◆ **Aim**
Omit the pictures and return every entry exactly as written.

◆ **Material provided**
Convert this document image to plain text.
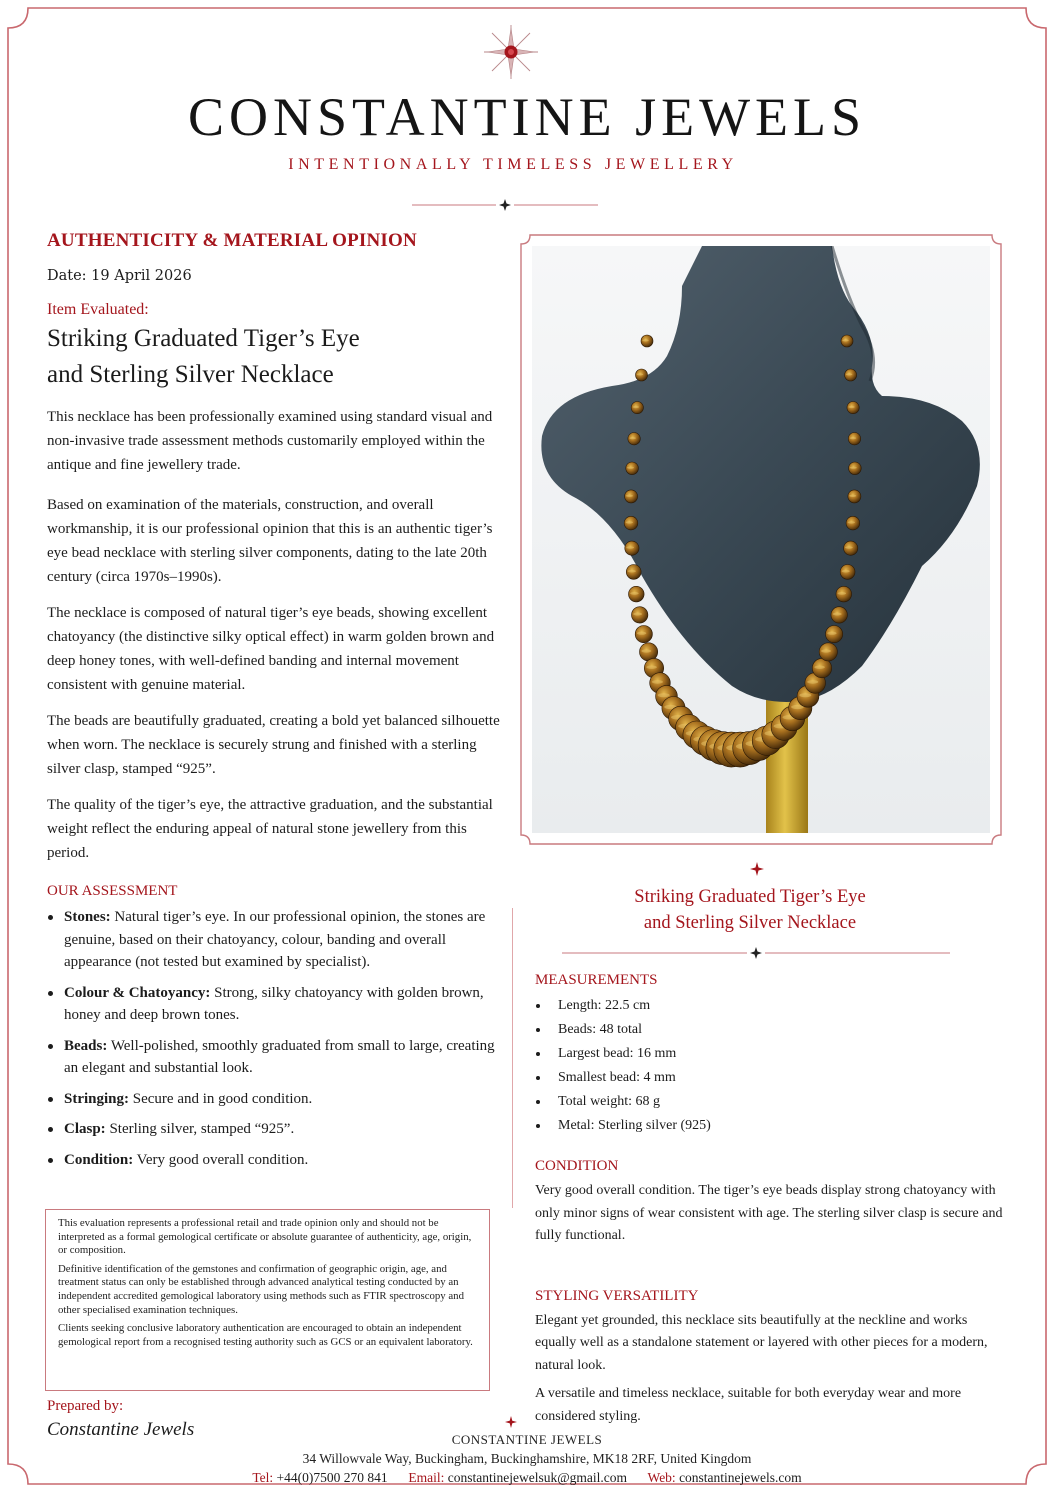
CONSTANTINE JEWELS
INTENTIONALLY TIMELESS JEWELLERY
AUTHENTICITY & MATERIAL OPINION
Date: 19 April 2026
Item Evaluated:
Striking Graduated Tiger’s Eye
and Sterling Silver Necklace

This necklace has been professionally examined using standard visual and non-invasive trade assessment methods customarily employed within the antique and fine jewellery trade.

Based on examination of the materials, construction, and overall workmanship, it is our professional opinion that this is an authentic tiger’s eye bead necklace with sterling silver components, dating to the late 20th century (circa 1970s–1990s).

The necklace is composed of natural tiger’s eye beads, showing excellent chatoyancy (the distinctive silky optical effect) in warm golden brown and deep honey tones, with well-defined banding and internal movement consistent with genuine material.

The beads are beautifully graduated, creating a bold yet balanced silhouette when worn. The necklace is securely strung and finished with a sterling silver clasp, stamped “925”.

The quality of the tiger’s eye, the attractive graduation, and the substantial weight reflect the enduring appeal of natural stone jewellery from this period.

OUR ASSESSMENT
Stones: Natural tiger’s eye. In our professional opinion, the stones are genuine, based on their chatoyancy, colour, banding and overall appearance (not tested but examined by specialist).
Colour & Chatoyancy: Strong, silky chatoyancy with golden brown, honey and deep brown tones.
Beads: Well-polished, smoothly graduated from small to large, creating an elegant and substantial look.
Stringing: Secure and in good condition.
Clasp: Sterling silver, stamped “925”.
Condition: Very good overall condition.

This evaluation represents a professional retail and trade opinion only and should not be interpreted as a formal gemological certificate or absolute guarantee of authenticity, age, origin, or composition.

Definitive identification of the gemstones and confirmation of geographic origin, age, and treatment status can only be established through advanced analytical testing conducted by an independent accredited gemological laboratory using methods such as FTIR spectroscopy and other specialised examination techniques.

Clients seeking conclusive laboratory authentication are encouraged to obtain an independent gemological report from a recognised testing authority such as GCS or an equivalent laboratory.

Prepared by:
Constantine Jewels
Striking Graduated Tiger’s Eye
and Sterling Silver Necklace
MEASUREMENTS
Length: 22.5 cm
Beads: 48 total
Largest bead: 16 mm
Smallest bead: 4 mm
Total weight: 68 g
Metal: Sterling silver (925)
CONDITION

Very good overall condition. The tiger’s eye beads display strong chatoyancy with only minor signs of wear consistent with age. The sterling silver clasp is secure and fully functional.

STYLING VERSATILITY

Elegant yet grounded, this necklace sits beautifully at the neckline and works equally well as a standalone statement or layered with other pieces for a modern, natural look.

A versatile and timeless necklace, suitable for both everyday wear and more considered styling.

CONSTANTINE JEWELS
34 Willowvale Way, Buckingham, Buckinghamshire, MK18 2RF, United Kingdom
Tel: +44(0)7500 270 841 Email: constantinejewelsuk@gmail.com Web: constantinejewels.com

◆ **Exercise output**
Convert this document image to plain text.
CONSTANTINE JEWELS
INTENTIONALLY TIMELESS JEWELLERY
AUTHENTICITY & MATERIAL OPINION
Date: 19 April 2026
Item Evaluated:
Striking Graduated Tiger’s Eye
and Sterling Silver Necklace

This necklace has been professionally examined using standard visual and non-invasive trade assessment methods customarily employed within the antique and fine jewellery trade.

Based on examination of the materials, construction, and overall workmanship, it is our professional opinion that this is an authentic tiger’s eye bead necklace with sterling silver components, dating to the late 20th century (circa 1970s–1990s).

The necklace is composed of natural tiger’s eye beads, showing excellent chatoyancy (the distinctive silky optical effect) in warm golden brown and deep honey tones, with well-defined banding and internal movement consistent with genuine material.

The beads are beautifully graduated, creating a bold yet balanced silhouette when worn. The necklace is securely strung and finished with a sterling silver clasp, stamped “925”.

The quality of the tiger’s eye, the attractive graduation, and the substantial weight reflect the enduring appeal of natural stone jewellery from this period.

OUR ASSESSMENT
Stones: Natural tiger’s eye. In our professional opinion, the stones are genuine, based on their chatoyancy, colour, banding and overall appearance (not tested but examined by specialist).
Colour & Chatoyancy: Strong, silky chatoyancy with golden brown, honey and deep brown tones.
Beads: Well-polished, smoothly graduated from small to large, creating an elegant and substantial look.
Stringing: Secure and in good condition.
Clasp: Sterling silver, stamped “925”.
Condition: Very good overall condition.

This evaluation represents a professional retail and trade opinion only and should not be interpreted as a formal gemological certificate or absolute guarantee of authenticity, age, origin, or composition.

Definitive identification of the gemstones and confirmation of geographic origin, age, and treatment status can only be established through advanced analytical testing conducted by an independent accredited gemological laboratory using methods such as FTIR spectroscopy and other specialised examination techniques.

Clients seeking conclusive laboratory authentication are encouraged to obtain an independent gemological report from a recognised testing authority such as GCS or an equivalent laboratory.

Prepared by:
Constantine Jewels
Striking Graduated Tiger’s Eye
and Sterling Silver Necklace
MEASUREMENTS
Length: 22.5 cm
Beads: 48 total
Largest bead: 16 mm
Smallest bead: 4 mm
Total weight: 68 g
Metal: Sterling silver (925)
CONDITION

Very good overall condition. The tiger’s eye beads display strong chatoyancy with only minor signs of wear consistent with age. The sterling silver clasp is secure and fully functional.

STYLING VERSATILITY

Elegant yet grounded, this necklace sits beautifully at the neckline and works equally well as a standalone statement or layered with other pieces for a modern, natural look.

A versatile and timeless necklace, suitable for both everyday wear and more considered styling.

CONSTANTINE JEWELS
34 Willowvale Way, Buckingham, Buckinghamshire, MK18 2RF, United Kingdom
Tel: +44(0)7500 270 841 Email: constantinejewelsuk@gmail.com Web: constantinejewels.com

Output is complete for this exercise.